Exercise directions> Make an exact copy of the records, with the images left out.

== Records to process

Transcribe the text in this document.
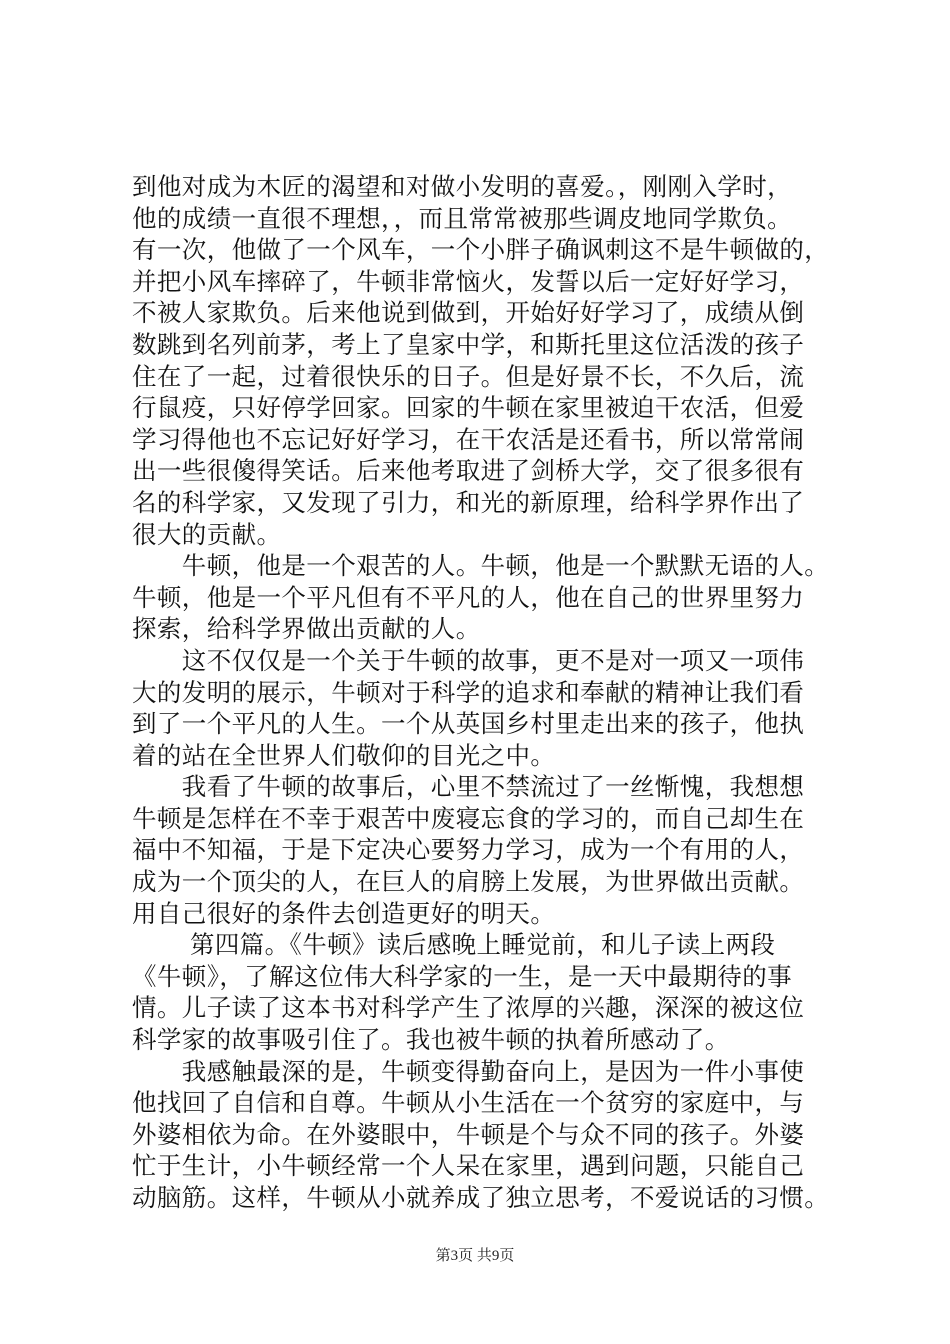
到他对成为木匠的渴望和对做小发明的喜爱。，刚刚入学时，
他的成绩一直很不理想，，而且常常被那些调皮地同学欺负。
有一次，他做了一个风车，一个小胖子确讽刺这不是牛顿做的，
并把小风车摔碎了，牛顿非常恼火，发誓以后一定好好学习，
不被人家欺负。后来他说到做到，开始好好学习了，成绩从倒
数跳到名列前茅，考上了皇家中学，和斯托里这位活泼的孩子
住在了一起，过着很快乐的日子。但是好景不长，不久后，流
行鼠疫，只好停学回家。回家的牛顿在家里被迫干农活，但爱
学习得他也不忘记好好学习，在干农活是还看书，所以常常闹
出一些很傻得笑话。后来他考取进了剑桥大学，交了很多很有
名的科学家，又发现了引力，和光的新原理，给科学界作出了
很大的贡献。

　　牛顿，他是一个艰苦的人。牛顿，他是一个默默无语的人。
牛顿，他是一个平凡但有不平凡的人，他在自己的世界里努力
探索，给科学界做出贡献的人。

　　这不仅仅是一个关于牛顿的故事，更不是对一项又一项伟
大的发明的展示，牛顿对于科学的追求和奉献的精神让我们看
到了一个平凡的人生。一个从英国乡村里走出来的孩子，他执
着的站在全世界人们敬仰的目光之中。

　　我看了牛顿的故事后，心里不禁流过了一丝惭愧，我想想
牛顿是怎样在不幸于艰苦中废寝忘食的学习的，而自己却生在
福中不知福，于是下定决心要努力学习，成为一个有用的人，
成为一个顶尖的人，在巨人的肩膀上发展，为世界做出贡献。
用自己很好的条件去创造更好的明天。

　　 第四篇。《牛顿》读后感晚上睡觉前，和儿子读上两段
《牛顿》，了解这位伟大科学家的一生，是一天中最期待的事
情。儿子读了这本书对科学产生了浓厚的兴趣，深深的被这位
科学家的故事吸引住了。我也被牛顿的执着所感动了。

　　我感触最深的是，牛顿变得勤奋向上，是因为一件小事使
他找回了自信和自尊。牛顿从小生活在一个贫穷的家庭中，与
外婆相依为命。在外婆眼中，牛顿是个与众不同的孩子。外婆
忙于生计，小牛顿经常一个人呆在家里，遇到问题，只能自己
动脑筋。这样，牛顿从小就养成了独立思考，不爱说话的习惯。

第3页 共9页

====

Answer to the exercise>
Transcribe the text in this document.
到他对成为木匠的渴望和对做小发明的喜爱。，刚刚入学时，
他的成绩一直很不理想，，而且常常被那些调皮地同学欺负。
有一次，他做了一个风车，一个小胖子确讽刺这不是牛顿做的，
并把小风车摔碎了，牛顿非常恼火，发誓以后一定好好学习，
不被人家欺负。后来他说到做到，开始好好学习了，成绩从倒
数跳到名列前茅，考上了皇家中学，和斯托里这位活泼的孩子
住在了一起，过着很快乐的日子。但是好景不长，不久后，流
行鼠疫，只好停学回家。回家的牛顿在家里被迫干农活，但爱
学习得他也不忘记好好学习，在干农活是还看书，所以常常闹
出一些很傻得笑话。后来他考取进了剑桥大学，交了很多很有
名的科学家，又发现了引力，和光的新原理，给科学界作出了
很大的贡献。

　　牛顿，他是一个艰苦的人。牛顿，他是一个默默无语的人。
牛顿，他是一个平凡但有不平凡的人，他在自己的世界里努力
探索，给科学界做出贡献的人。

　　这不仅仅是一个关于牛顿的故事，更不是对一项又一项伟
大的发明的展示，牛顿对于科学的追求和奉献的精神让我们看
到了一个平凡的人生。一个从英国乡村里走出来的孩子，他执
着的站在全世界人们敬仰的目光之中。

　　我看了牛顿的故事后，心里不禁流过了一丝惭愧，我想想
牛顿是怎样在不幸于艰苦中废寝忘食的学习的，而自己却生在
福中不知福，于是下定决心要努力学习，成为一个有用的人，
成为一个顶尖的人，在巨人的肩膀上发展，为世界做出贡献。
用自己很好的条件去创造更好的明天。

　　 第四篇。《牛顿》读后感晚上睡觉前，和儿子读上两段
《牛顿》，了解这位伟大科学家的一生，是一天中最期待的事
情。儿子读了这本书对科学产生了浓厚的兴趣，深深的被这位
科学家的故事吸引住了。我也被牛顿的执着所感动了。

　　我感触最深的是，牛顿变得勤奋向上，是因为一件小事使
他找回了自信和自尊。牛顿从小生活在一个贫穷的家庭中，与
外婆相依为命。在外婆眼中，牛顿是个与众不同的孩子。外婆
忙于生计，小牛顿经常一个人呆在家里，遇到问题，只能自己
动脑筋。这样，牛顿从小就养成了独立思考，不爱说话的习惯。

第3页 共9页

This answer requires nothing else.